## Stored records:
══════

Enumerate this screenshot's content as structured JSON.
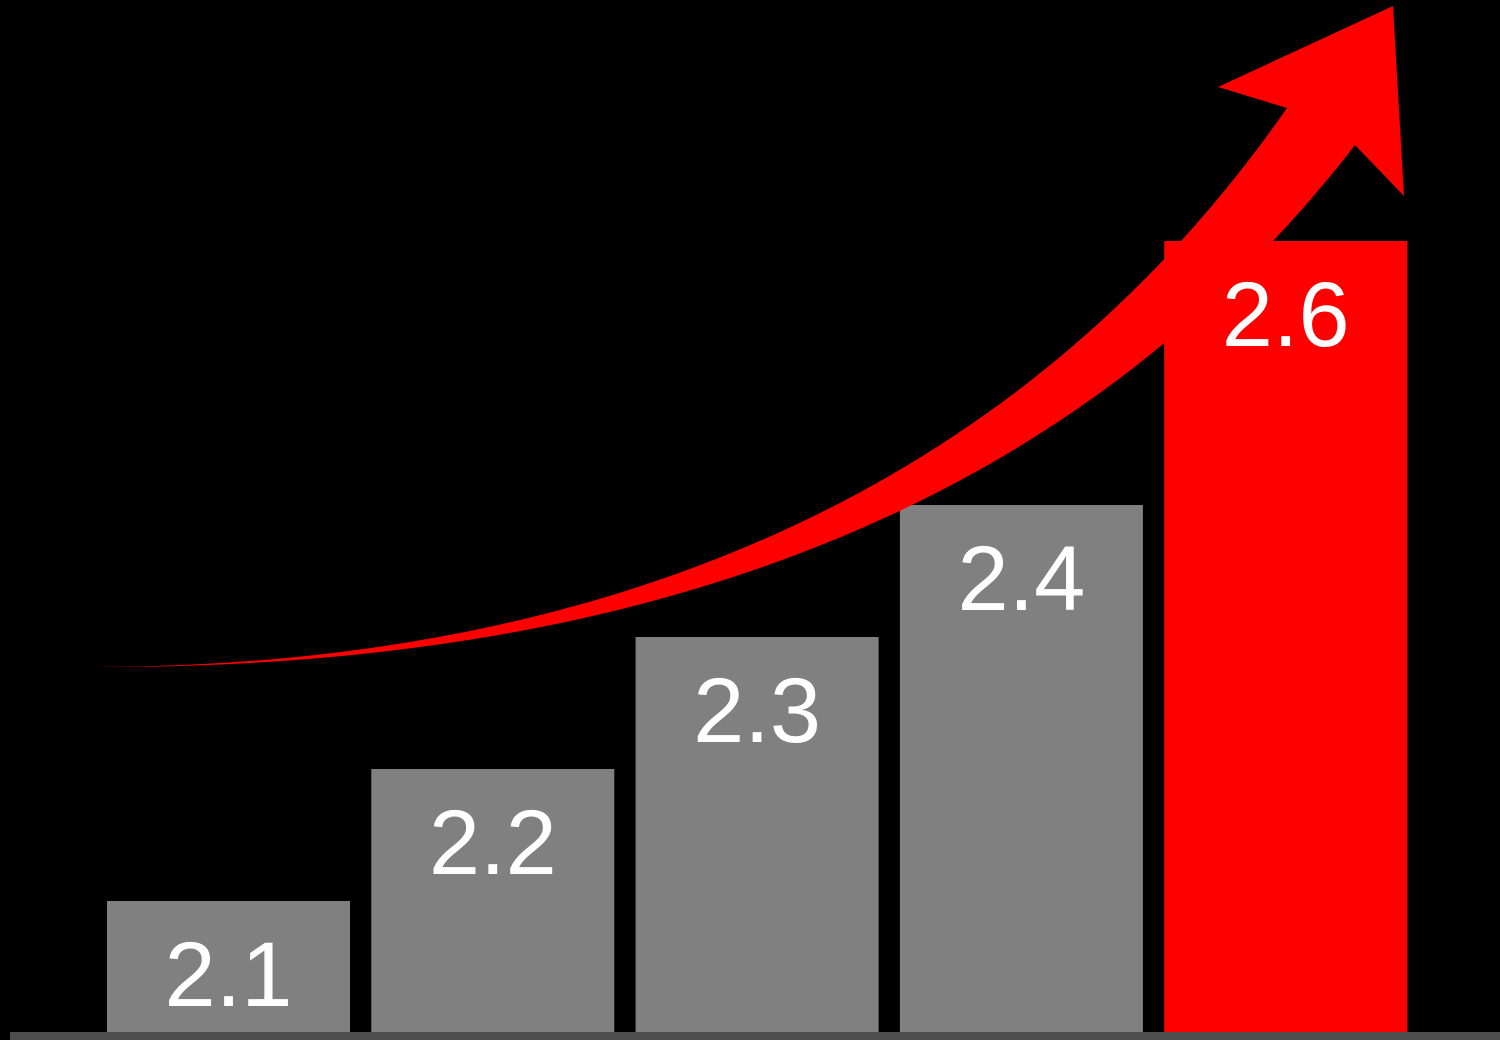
{
  "chart_data": {
    "type": "bar",
    "title": "",
    "xlabel": "",
    "ylabel": "",
    "categories": [
      "",
      "",
      "",
      "",
      ""
    ],
    "values": [
      2.1,
      2.2,
      2.3,
      2.4,
      2.6
    ],
    "labels": [
      "2.1",
      "2.2",
      "2.3",
      "2.4",
      "2.6"
    ],
    "highlight_index": 4,
    "grid": false,
    "legend": "none",
    "trend_arrow": true
  },
  "colors": {
    "background": "#000000",
    "bar": "#808080",
    "highlight": "#ff0000",
    "label": "#ffffff",
    "baseline": "#4d4d4d",
    "arrow": "#ff0000"
  }
}
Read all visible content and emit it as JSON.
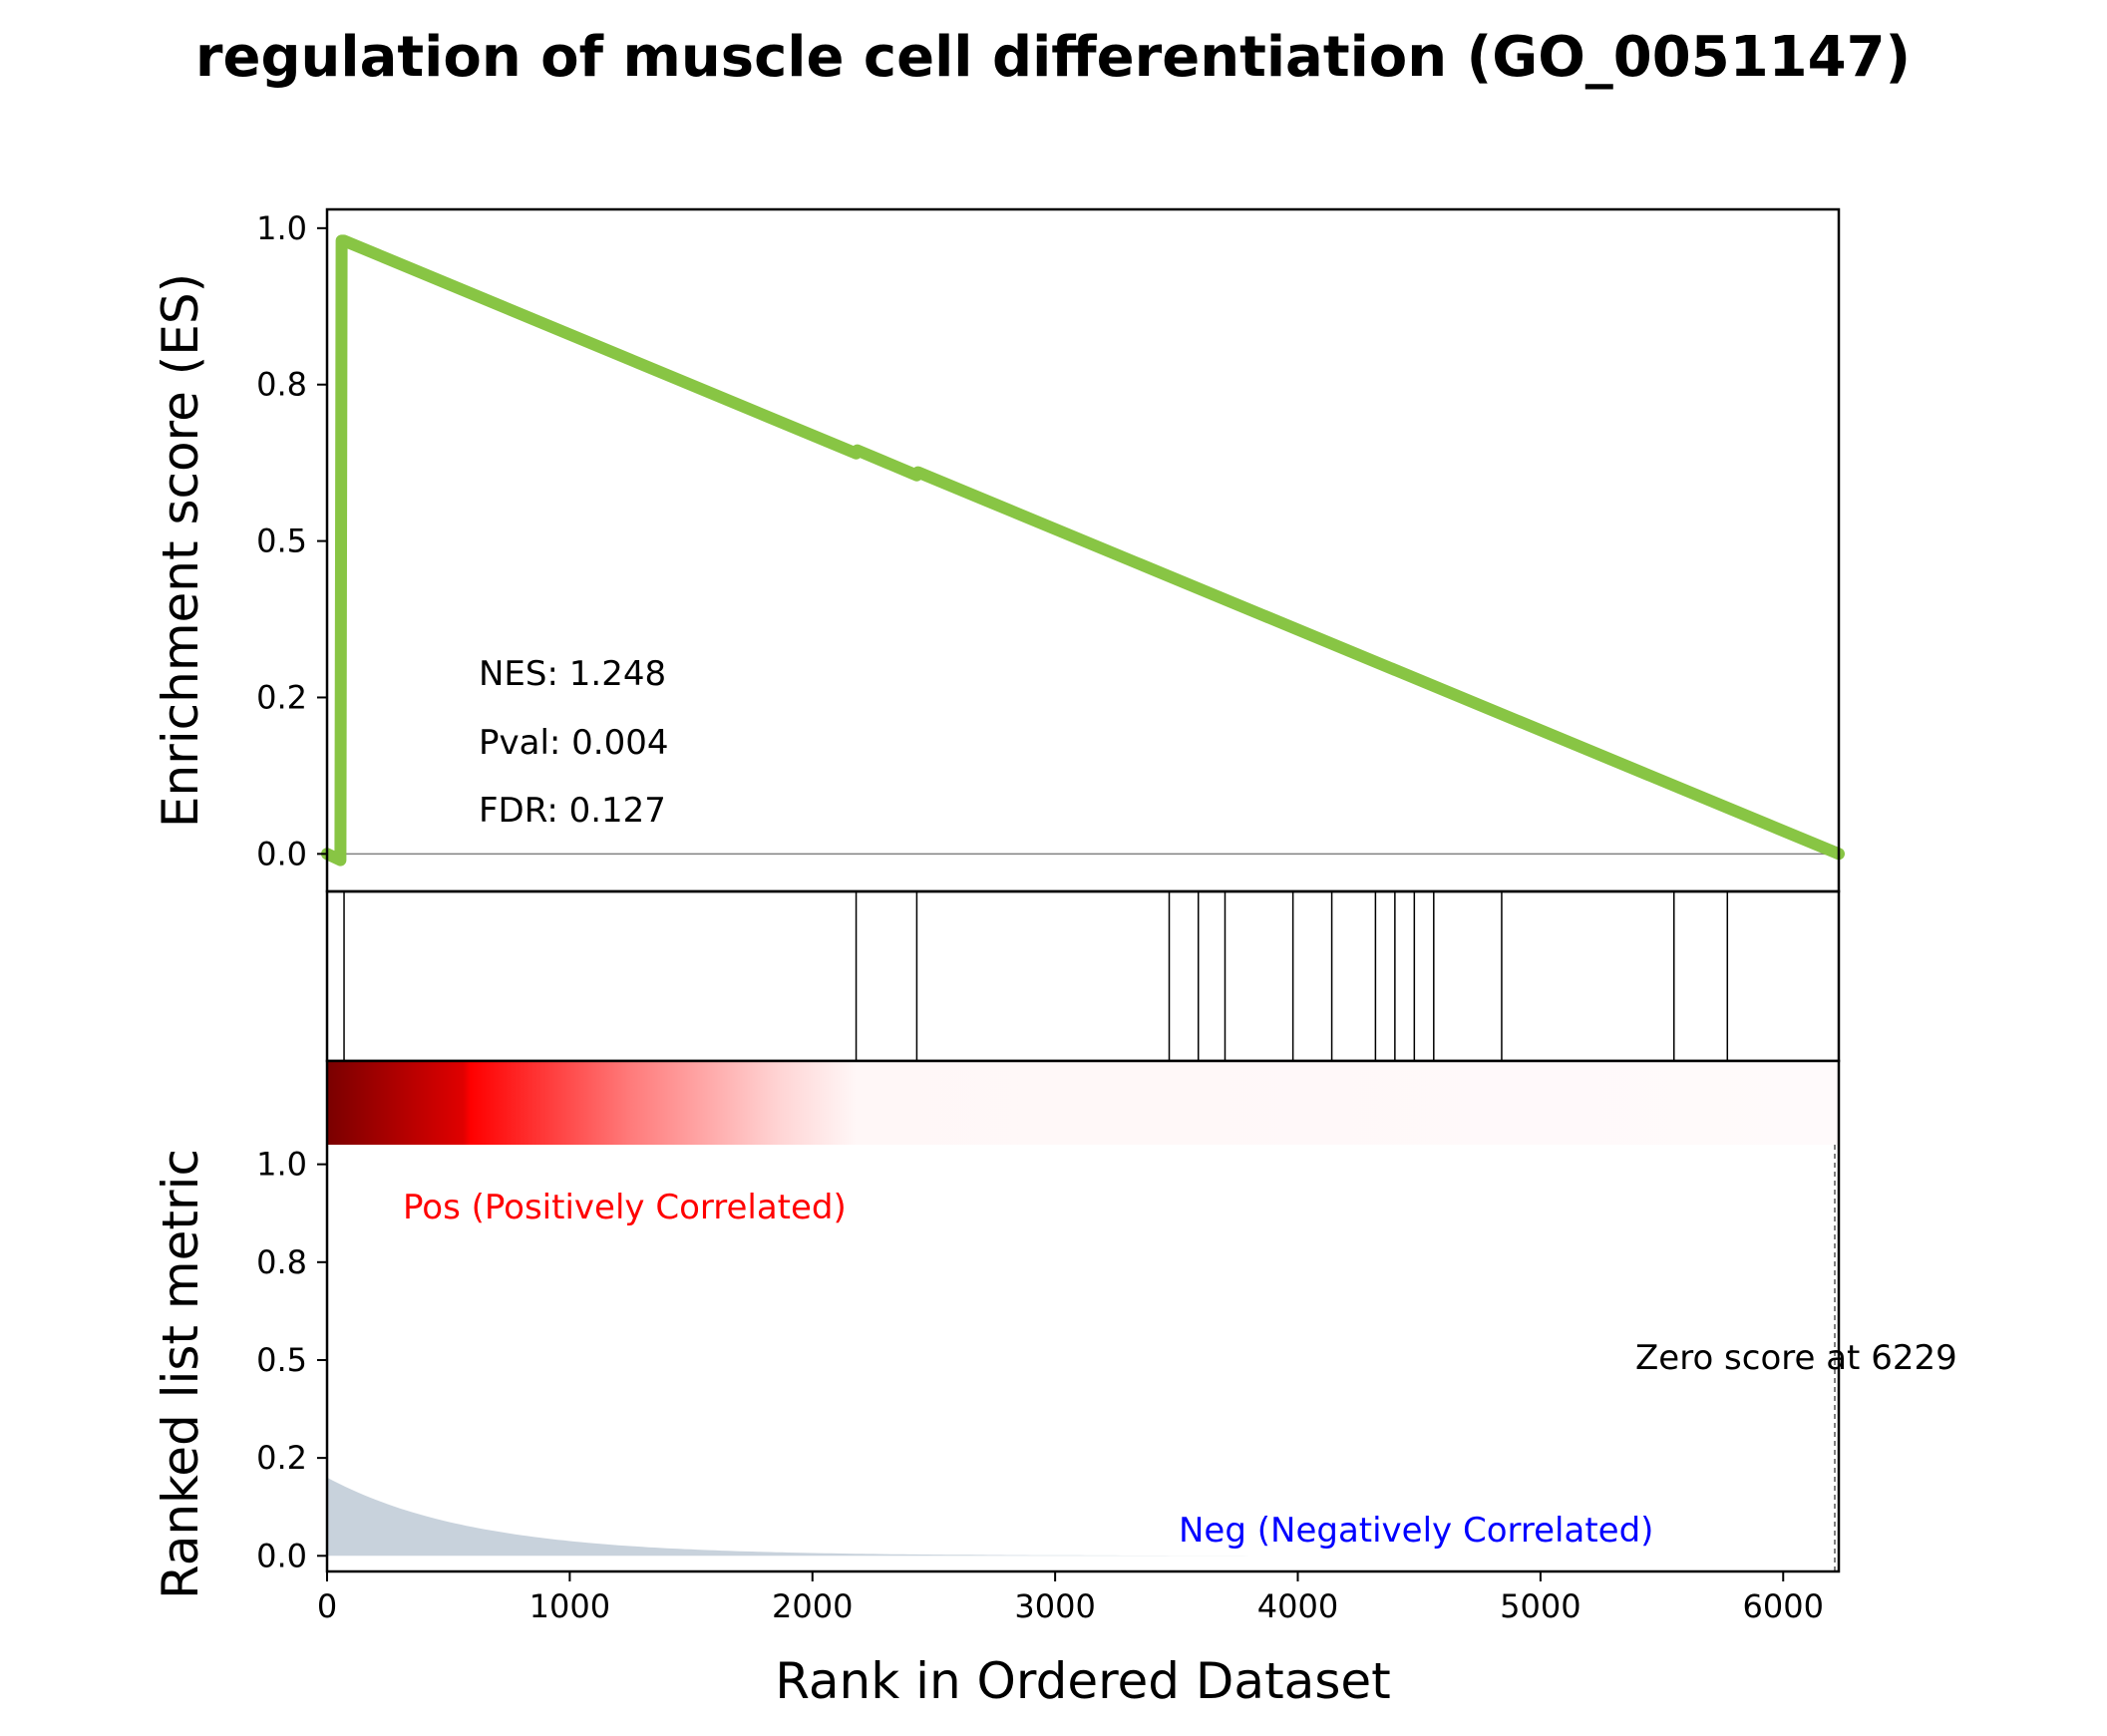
{
  "chart_data": {
    "type": "line",
    "title": "regulation of muscle cell differentiation (GO_0051147)",
    "xlabel": "Rank in Ordered Dataset",
    "xlim": [
      0,
      6229
    ],
    "xticks": [
      "0",
      "1000",
      "2000",
      "3000",
      "4000",
      "5000",
      "6000"
    ],
    "xtick_values": [
      0,
      1000,
      2000,
      3000,
      4000,
      5000,
      6000
    ],
    "es_panel": {
      "ylabel": "Enrichment score (ES)",
      "ylim": [
        -0.06,
        1.03
      ],
      "yticks": [
        "0.0",
        "0.2",
        "0.5",
        "0.8",
        "1.0"
      ],
      "ytick_values": [
        0.0,
        0.25,
        0.5,
        0.75,
        1.0
      ],
      "series": [
        {
          "color": "#88c544",
          "x": [
            0,
            55,
            60,
            70,
            2180,
            2185,
            2430,
            2435,
            6229
          ],
          "y": [
            0.0,
            -0.01,
            0.98,
            0.98,
            0.64,
            0.645,
            0.605,
            0.61,
            0.0
          ]
        }
      ],
      "annotations": {
        "nes": "NES: 1.248",
        "pval": "Pval: 0.004",
        "fdr": "FDR: 0.127"
      }
    },
    "hits": [
      70,
      2180,
      2430,
      3470,
      3590,
      3700,
      3980,
      4140,
      4320,
      4400,
      4480,
      4560,
      4840,
      5550,
      5770
    ],
    "ranked_panel": {
      "ylabel": "Ranked list metric",
      "ylim": [
        -0.04,
        1.05
      ],
      "yticks": [
        "0.0",
        "0.2",
        "0.5",
        "0.8",
        "1.0"
      ],
      "ytick_values": [
        0.0,
        0.25,
        0.5,
        0.75,
        1.0
      ],
      "fill_color": "#c8d2dc",
      "metric_start": 0.2,
      "metric_decay": 600,
      "pos_label": "Pos (Positively Correlated)",
      "neg_label": "Neg (Negatively Correlated)",
      "zero_score_label": "Zero score at 6229",
      "zero_score_rank": 6229,
      "heatmap_colors": [
        "#7a0000",
        "#ff0000",
        "#ffffff"
      ]
    }
  }
}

══════

## Stated goal:
Find and count the lines of the data that include the string "content", and report that figure by itself.

## Task response:
2